● Exercise aim
Write out the material exactly, with the pictures left out.

● Task inputs
________________

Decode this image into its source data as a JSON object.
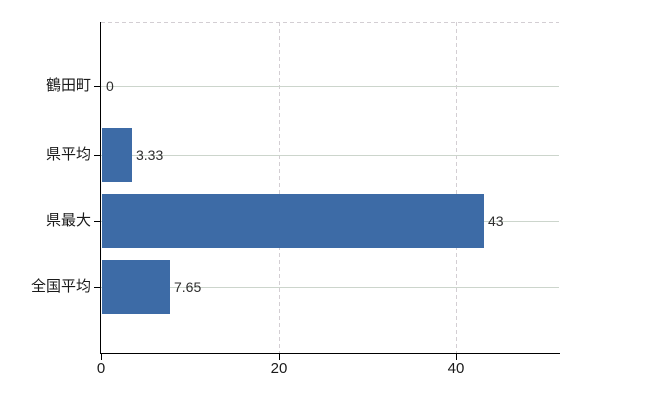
{
  "chart_data": {
    "type": "bar",
    "orientation": "horizontal",
    "title": "",
    "categories": [
      "鶴田町",
      "県平均",
      "県最大",
      "全国平均"
    ],
    "values": [
      0,
      3.33,
      43,
      7.65
    ],
    "value_labels": [
      "0",
      "3.33",
      "43",
      "7.65"
    ],
    "x_ticks": [
      0,
      20,
      40
    ],
    "x_tick_labels": [
      "0",
      "20",
      "40"
    ],
    "xlim": [
      0,
      51.7
    ],
    "xlabel": "",
    "ylabel": "",
    "legend": null,
    "grid": {
      "horizontal_category_lines": "solid",
      "vertical_tick_lines": "dashed",
      "plot_top_border": "dashed"
    },
    "colors": {
      "bar": "#3D6BA6",
      "axis": "#000000",
      "horizontal_grid": "#CCD5CC",
      "vertical_grid": "#D3CED3",
      "category_text": "#1A1A1A",
      "value_text": "#2E2E2E",
      "tick_text": "#1A1A1A",
      "background": "#FFFFFF"
    }
  }
}
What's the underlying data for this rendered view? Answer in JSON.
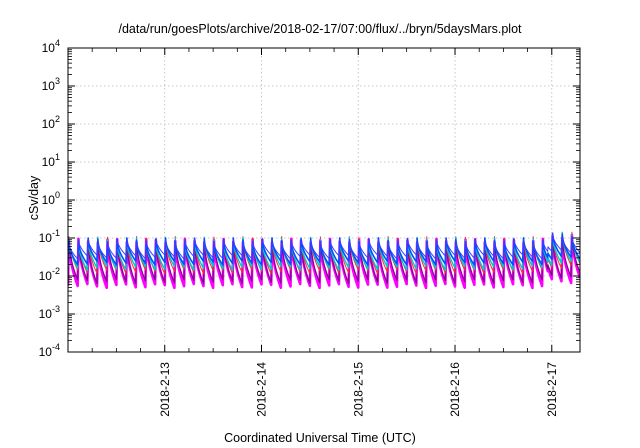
{
  "chart_data": {
    "type": "line",
    "title": "/data/run/goesPlots/archive/2018-02-17/07:00/flux/../bryn/5daysMars.plot",
    "xlabel": "Coordinated Universal Time (UTC)",
    "ylabel": "cSv/day",
    "yscale": "log",
    "ylim": [
      0.0001,
      10000
    ],
    "ytick_labels": [
      {
        "base": "10",
        "exp": "-4",
        "value": 0.0001
      },
      {
        "base": "10",
        "exp": "-3",
        "value": 0.001
      },
      {
        "base": "10",
        "exp": "-2",
        "value": 0.01
      },
      {
        "base": "10",
        "exp": "-1",
        "value": 0.1
      },
      {
        "base": "10",
        "exp": "0",
        "value": 1
      },
      {
        "base": "10",
        "exp": "1",
        "value": 10
      },
      {
        "base": "10",
        "exp": "2",
        "value": 100
      },
      {
        "base": "10",
        "exp": "3",
        "value": 1000
      },
      {
        "base": "10",
        "exp": "4",
        "value": 10000
      }
    ],
    "xlim": [
      "2018-02-12 00:00",
      "2018-02-17 07:00"
    ],
    "xtick_labels": [
      "2018-2-13",
      "2018-2-14",
      "2018-2-15",
      "2018-2-16",
      "2018-2-17"
    ],
    "grid": true,
    "legend": "none",
    "pattern": {
      "period_hours": 2.4,
      "drop_hours": 0.2,
      "start": "2018-02-12 00:00"
    },
    "series": [
      {
        "color": "#ff00ff",
        "width": 2.6,
        "peak": 0.085,
        "trough": 0.0055
      },
      {
        "color": "#7a0a8a",
        "width": 1.2,
        "peak": 0.082,
        "trough": 0.0072
      },
      {
        "color": "#ff2a2a",
        "width": 1.0,
        "peak": 0.098,
        "trough": 0.013
      },
      {
        "color": "#00c8c8",
        "width": 1.4,
        "peak": 0.092,
        "trough": 0.016
      },
      {
        "color": "#0050ff",
        "width": 1.6,
        "peak": 0.09,
        "trough": 0.022
      },
      {
        "color": "#3a3aff",
        "width": 1.0,
        "peak": 0.088,
        "trough": 0.032
      }
    ],
    "enhancement": {
      "start": "2018-02-16 23:00",
      "factor": 1.35
    }
  }
}
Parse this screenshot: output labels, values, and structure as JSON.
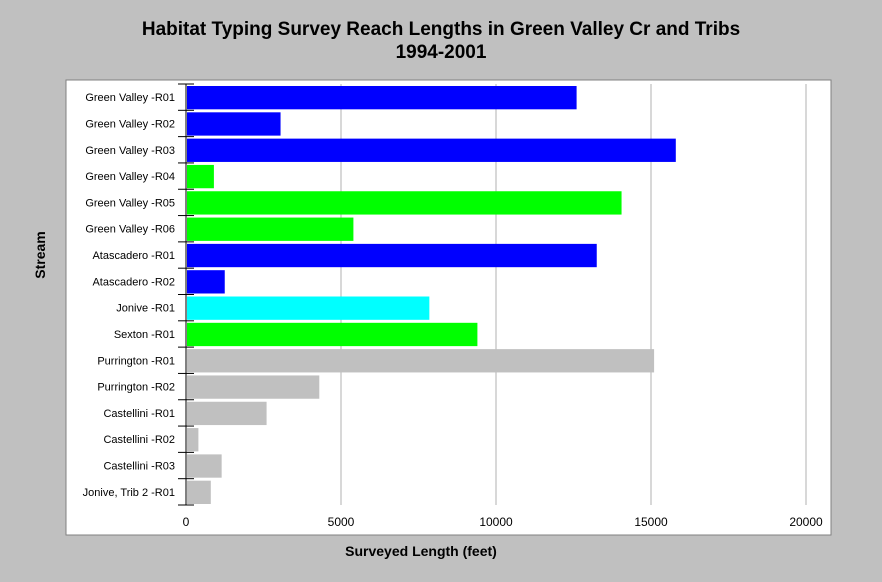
{
  "chart_data": {
    "type": "bar",
    "orientation": "horizontal",
    "title": "Habitat Typing Survey Reach Lengths in Green Valley Cr and Tribs",
    "subtitle": "1994-2001",
    "xlabel": "Surveyed Length (feet)",
    "ylabel": "Stream",
    "xlim": [
      0,
      20000
    ],
    "xticks": [
      "0",
      "5000",
      "10000",
      "15000",
      "20000"
    ],
    "grid": "vertical",
    "categories": [
      "Green Valley -R01",
      "Green Valley -R02",
      "Green Valley -R03",
      "Green Valley -R04",
      "Green Valley -R05",
      "Green Valley -R06",
      "Atascadero -R01",
      "Atascadero -R02",
      "Jonive -R01",
      "Sexton -R01",
      "Purrington -R01",
      "Purrington -R02",
      "Castellini -R01",
      "Castellini -R02",
      "Castellini -R03",
      "Jonive, Trib 2 -R01"
    ],
    "values": [
      12600,
      3050,
      15800,
      900,
      14050,
      5400,
      13250,
      1250,
      7850,
      9400,
      15100,
      4300,
      2600,
      400,
      1150,
      800
    ],
    "colors": [
      "#0000ff",
      "#0000ff",
      "#0000ff",
      "#00ff00",
      "#00ff00",
      "#00ff00",
      "#0000ff",
      "#0000ff",
      "#00ffff",
      "#00ff00",
      "#c0c0c0",
      "#c0c0c0",
      "#c0c0c0",
      "#c0c0c0",
      "#c0c0c0",
      "#c0c0c0"
    ]
  }
}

________________

● Written response
Decode this image into its source data as a JSON object.
{
  "chart_data": {
    "type": "bar",
    "orientation": "horizontal",
    "title": "",
    "categories": [
      "鶴田町",
      "県平均",
      "県最大",
      "全国平均"
    ],
    "values": [
      0,
      3.33,
      43,
      7.65
    ],
    "value_labels": [
      "0",
      "3.33",
      "43",
      "7.65"
    ],
    "x_ticks": [
      0,
      20,
      40
    ],
    "x_tick_labels": [
      "0",
      "20",
      "40"
    ],
    "xlim": [
      0,
      51.7
    ],
    "xlabel": "",
    "ylabel": "",
    "legend": null,
    "grid": {
      "horizontal_category_lines": "solid",
      "vertical_tick_lines": "dashed",
      "plot_top_border": "dashed"
    },
    "colors": {
      "bar": "#3D6BA6",
      "axis": "#000000",
      "horizontal_grid": "#CCD5CC",
      "vertical_grid": "#D3CED3",
      "category_text": "#1A1A1A",
      "value_text": "#2E2E2E",
      "tick_text": "#1A1A1A",
      "background": "#FFFFFF"
    }
  }
}
What's the underlying data for this rendered view? Answer in JSON.
{
  "chart_data": {
    "type": "line",
    "title": "/data/run/goesPlots/archive/2018-02-17/07:00/flux/../bryn/5daysMars.plot",
    "xlabel": "Coordinated Universal Time (UTC)",
    "ylabel": "cSv/day",
    "yscale": "log",
    "ylim": [
      0.0001,
      10000
    ],
    "ytick_labels": [
      {
        "base": "10",
        "exp": "-4",
        "value": 0.0001
      },
      {
        "base": "10",
        "exp": "-3",
        "value": 0.001
      },
      {
        "base": "10",
        "exp": "-2",
        "value": 0.01
      },
      {
        "base": "10",
        "exp": "-1",
        "value": 0.1
      },
      {
        "base": "10",
        "exp": "0",
        "value": 1
      },
      {
        "base": "10",
        "exp": "1",
        "value": 10
      },
      {
        "base": "10",
        "exp": "2",
        "value": 100
      },
      {
        "base": "10",
        "exp": "3",
        "value": 1000
      },
      {
        "base": "10",
        "exp": "4",
        "value": 10000
      }
    ],
    "xlim": [
      "2018-02-12 00:00",
      "2018-02-17 07:00"
    ],
    "xtick_labels": [
      "2018-2-13",
      "2018-2-14",
      "2018-2-15",
      "2018-2-16",
      "2018-2-17"
    ],
    "grid": true,
    "legend": "none",
    "pattern": {
      "period_hours": 2.4,
      "drop_hours": 0.2,
      "start": "2018-02-12 00:00"
    },
    "series": [
      {
        "color": "#ff00ff",
        "width": 2.6,
        "peak": 0.085,
        "trough": 0.0055
      },
      {
        "color": "#7a0a8a",
        "width": 1.2,
        "peak": 0.082,
        "trough": 0.0072
      },
      {
        "color": "#ff2a2a",
        "width": 1.0,
        "peak": 0.098,
        "trough": 0.013
      },
      {
        "color": "#00c8c8",
        "width": 1.4,
        "peak": 0.092,
        "trough": 0.016
      },
      {
        "color": "#0050ff",
        "width": 1.6,
        "peak": 0.09,
        "trough": 0.022
      },
      {
        "color": "#3a3aff",
        "width": 1.0,
        "peak": 0.088,
        "trough": 0.032
      }
    ],
    "enhancement": {
      "start": "2018-02-16 23:00",
      "factor": 1.35
    }
  }
}
Parse this screenshot: output labels, values, and structure as JSON.
{
  "chart_data": {
    "type": "bar",
    "orientation": "horizontal",
    "title": "Habitat Typing Survey Reach Lengths in Green Valley Cr and Tribs",
    "subtitle": "1994-2001",
    "xlabel": "Surveyed Length (feet)",
    "ylabel": "Stream",
    "xlim": [
      0,
      20000
    ],
    "xticks": [
      "0",
      "5000",
      "10000",
      "15000",
      "20000"
    ],
    "grid": "vertical",
    "categories": [
      "Green Valley -R01",
      "Green Valley -R02",
      "Green Valley -R03",
      "Green Valley -R04",
      "Green Valley -R05",
      "Green Valley -R06",
      "Atascadero -R01",
      "Atascadero -R02",
      "Jonive -R01",
      "Sexton -R01",
      "Purrington -R01",
      "Purrington -R02",
      "Castellini -R01",
      "Castellini -R02",
      "Castellini -R03",
      "Jonive, Trib 2 -R01"
    ],
    "values": [
      12600,
      3050,
      15800,
      900,
      14050,
      5400,
      13250,
      1250,
      7850,
      9400,
      15100,
      4300,
      2600,
      400,
      1150,
      800
    ],
    "colors": [
      "#0000ff",
      "#0000ff",
      "#0000ff",
      "#00ff00",
      "#00ff00",
      "#00ff00",
      "#0000ff",
      "#0000ff",
      "#00ffff",
      "#00ff00",
      "#c0c0c0",
      "#c0c0c0",
      "#c0c0c0",
      "#c0c0c0",
      "#c0c0c0",
      "#c0c0c0"
    ]
  }
}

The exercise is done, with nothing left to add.